PASSAGE TO READ:
++++++++++++++++++++

17.6 Layer Normalization

Implementation

class LayerNorm(nn.Module):
    "Construct a layernorm module"
    def __init__(self, features, eps=1e-6):
        super().__init__()
        self.a_2 = nn.Parameter(torch.ones(features))
        self.b_2 = nn.Parameter(torch.zeros(features))
        self.eps = eps
    
    def forward(self, x):
        mean = x.mean(-1, keepdim=True)
        std = x.std(-1, keepdim=True)
        return self.a_2 * (x - mean) / (std + self.eps) + self.b_2

Note: The original Transformer uses Post-LN (normalize after residual), but modern implementations often use Pre-LN (normalize before, like ResNet v2 from Chapter 9).

17.7 Encoder Layer

Complete Implementation

class EncoderLayer(nn.Module):
    "Encoder is made up of self-attn and feed forward"
    def __init__(self, size, self_attn, feed_forward, dropout):
        super().__init__()
        self.self_attn = self_attn
        self.feed_forward = feed_forward
        self.sublayer = nn.ModuleList([
            SublayerConnection(size, dropout) for _ in range(2)
        ])
        self.size = size
    
    def forward(self, x, mask):
        "Follow Figure 1 (left) for connections"
        x = self.sublayer[0](x, lambda x: self.self_attn(x, x, x, mask))
        return self.sublayer[1](x, self.feed_forward)

Sublayer Connection (Residual + Norm)

class SublayerConnection(nn.Module):
    "A residual connection followed by a layer norm"
    def __init__(self, size, dropout):
        super().__init__()
        self.norm = LayerNorm(size)
        self.dropout = nn.Dropout(dropout)
    
    def forward(self, x, sublayer):
        "Apply residual connection to any sublayer"

++++++++++++++++++++

RECORDS SHOWN:
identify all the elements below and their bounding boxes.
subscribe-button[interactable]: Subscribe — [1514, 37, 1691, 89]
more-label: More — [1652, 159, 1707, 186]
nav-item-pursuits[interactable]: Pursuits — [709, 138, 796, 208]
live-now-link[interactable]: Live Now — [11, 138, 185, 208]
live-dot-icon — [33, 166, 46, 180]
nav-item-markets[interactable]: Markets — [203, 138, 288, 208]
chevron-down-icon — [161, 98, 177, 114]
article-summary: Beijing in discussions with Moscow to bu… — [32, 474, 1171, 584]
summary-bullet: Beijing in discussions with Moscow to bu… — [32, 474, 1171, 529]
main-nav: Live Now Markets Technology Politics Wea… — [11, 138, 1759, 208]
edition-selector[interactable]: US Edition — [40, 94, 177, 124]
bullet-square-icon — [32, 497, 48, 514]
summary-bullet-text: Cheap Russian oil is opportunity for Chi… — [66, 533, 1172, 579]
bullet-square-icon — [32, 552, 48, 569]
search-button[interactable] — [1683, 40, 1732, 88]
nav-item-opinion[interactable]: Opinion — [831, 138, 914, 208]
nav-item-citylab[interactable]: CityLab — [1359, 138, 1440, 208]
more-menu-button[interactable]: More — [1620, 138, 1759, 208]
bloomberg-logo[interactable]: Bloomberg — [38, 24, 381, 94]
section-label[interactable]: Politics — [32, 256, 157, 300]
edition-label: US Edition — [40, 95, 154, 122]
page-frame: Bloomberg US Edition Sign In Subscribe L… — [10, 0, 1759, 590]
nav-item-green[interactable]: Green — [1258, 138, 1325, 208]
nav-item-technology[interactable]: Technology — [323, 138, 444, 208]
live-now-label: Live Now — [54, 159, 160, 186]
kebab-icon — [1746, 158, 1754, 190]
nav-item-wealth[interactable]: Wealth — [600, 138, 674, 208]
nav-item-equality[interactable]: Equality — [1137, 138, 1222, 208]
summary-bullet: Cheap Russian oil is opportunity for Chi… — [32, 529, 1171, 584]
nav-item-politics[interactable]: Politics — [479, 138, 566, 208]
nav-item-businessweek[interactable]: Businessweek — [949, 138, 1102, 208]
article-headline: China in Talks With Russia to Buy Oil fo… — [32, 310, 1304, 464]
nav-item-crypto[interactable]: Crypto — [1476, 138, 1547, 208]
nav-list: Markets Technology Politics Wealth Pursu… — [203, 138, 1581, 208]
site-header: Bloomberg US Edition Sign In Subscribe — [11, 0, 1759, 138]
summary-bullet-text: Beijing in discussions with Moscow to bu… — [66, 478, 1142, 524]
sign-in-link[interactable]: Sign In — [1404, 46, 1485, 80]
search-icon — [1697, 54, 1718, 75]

++++++++++++++++++++

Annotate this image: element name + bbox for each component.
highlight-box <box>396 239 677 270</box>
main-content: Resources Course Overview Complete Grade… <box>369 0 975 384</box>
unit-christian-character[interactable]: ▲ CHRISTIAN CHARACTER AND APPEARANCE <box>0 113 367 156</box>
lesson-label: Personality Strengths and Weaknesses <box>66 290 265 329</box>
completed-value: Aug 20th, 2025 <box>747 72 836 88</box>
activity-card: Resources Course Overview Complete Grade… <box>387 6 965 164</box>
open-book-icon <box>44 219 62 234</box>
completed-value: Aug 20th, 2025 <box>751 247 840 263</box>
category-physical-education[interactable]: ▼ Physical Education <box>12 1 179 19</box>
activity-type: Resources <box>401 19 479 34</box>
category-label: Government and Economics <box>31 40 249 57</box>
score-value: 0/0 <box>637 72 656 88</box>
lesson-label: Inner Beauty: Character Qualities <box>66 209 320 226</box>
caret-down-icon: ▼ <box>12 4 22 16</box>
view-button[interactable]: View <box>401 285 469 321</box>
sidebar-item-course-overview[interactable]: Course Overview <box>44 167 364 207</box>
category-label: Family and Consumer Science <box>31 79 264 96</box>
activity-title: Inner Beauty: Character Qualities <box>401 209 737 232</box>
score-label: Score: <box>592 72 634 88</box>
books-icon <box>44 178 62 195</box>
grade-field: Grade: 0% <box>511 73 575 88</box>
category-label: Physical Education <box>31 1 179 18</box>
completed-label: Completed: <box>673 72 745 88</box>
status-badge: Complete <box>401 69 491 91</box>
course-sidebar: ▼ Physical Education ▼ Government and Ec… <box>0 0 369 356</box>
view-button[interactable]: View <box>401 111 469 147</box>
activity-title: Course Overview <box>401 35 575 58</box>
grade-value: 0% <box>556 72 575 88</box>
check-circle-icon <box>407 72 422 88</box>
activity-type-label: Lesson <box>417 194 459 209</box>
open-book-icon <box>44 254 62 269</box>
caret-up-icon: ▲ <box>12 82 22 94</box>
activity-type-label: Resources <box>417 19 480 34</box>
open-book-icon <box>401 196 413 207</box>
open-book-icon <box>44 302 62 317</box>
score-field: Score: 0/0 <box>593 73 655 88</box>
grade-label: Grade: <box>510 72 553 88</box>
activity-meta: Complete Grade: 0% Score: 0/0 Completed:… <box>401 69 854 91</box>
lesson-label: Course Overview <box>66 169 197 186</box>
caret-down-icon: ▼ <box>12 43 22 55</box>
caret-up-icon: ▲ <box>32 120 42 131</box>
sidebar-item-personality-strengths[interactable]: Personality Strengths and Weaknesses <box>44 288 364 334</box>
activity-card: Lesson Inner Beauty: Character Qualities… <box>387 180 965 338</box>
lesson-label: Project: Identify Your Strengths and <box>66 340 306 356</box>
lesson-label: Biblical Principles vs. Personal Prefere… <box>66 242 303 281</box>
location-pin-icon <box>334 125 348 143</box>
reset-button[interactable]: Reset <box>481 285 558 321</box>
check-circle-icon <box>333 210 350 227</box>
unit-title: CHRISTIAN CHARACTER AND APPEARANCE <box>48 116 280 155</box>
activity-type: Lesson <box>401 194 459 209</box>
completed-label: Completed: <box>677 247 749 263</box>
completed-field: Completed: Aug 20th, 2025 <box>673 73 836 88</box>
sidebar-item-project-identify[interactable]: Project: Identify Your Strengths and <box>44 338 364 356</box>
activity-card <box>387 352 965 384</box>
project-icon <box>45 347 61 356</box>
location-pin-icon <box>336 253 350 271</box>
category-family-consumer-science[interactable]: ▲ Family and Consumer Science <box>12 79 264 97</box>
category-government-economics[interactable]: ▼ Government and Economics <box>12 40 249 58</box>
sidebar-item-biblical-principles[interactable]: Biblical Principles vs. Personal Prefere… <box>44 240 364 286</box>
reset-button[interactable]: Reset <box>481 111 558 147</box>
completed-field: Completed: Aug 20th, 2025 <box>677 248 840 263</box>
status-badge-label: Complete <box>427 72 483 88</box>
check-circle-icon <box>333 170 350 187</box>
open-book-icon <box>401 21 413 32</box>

++++++++++++++++++++

PROBLEMS TO WORK ON:
1. Decide whether each statement agrees with the Transformer code excerpt, answering yes or no and quoting the words from the excerpt that settle it. (a) The LayerNorm module initializes a_2 with ones and b_2 with zeros. (b) The original Transformer normalizes before the residual. (c) EncoderLayer creates three SublayerConnection modules.
2. Reproduce the stretch of the Transformer code excerpt from "Sublayer Connection (Residual" through "self.dropout = nn.Dropout(dropout)".

RESULTS FOR EACH TASK:
1.
(a) Yes: "self.a_2 = nn.Parameter(torch.ones(features))" and "self.b_2 = nn.Parameter(torch.zeros(features))".
(b) No: "The original Transformer uses Post-LN (normalize after residual)".
(c) No: "SublayerConnection(size, dropout) for _ in range(2)".

2.
Sublayer Connection (Residual + Norm)

class SublayerConnection(nn.Module):
    "A residual connection followed by a layer norm"
    def __init__(self, size, dropout):
        super().__init__()
        self.norm = LayerNorm(size)
        self.dropout = nn.Dropout(dropout)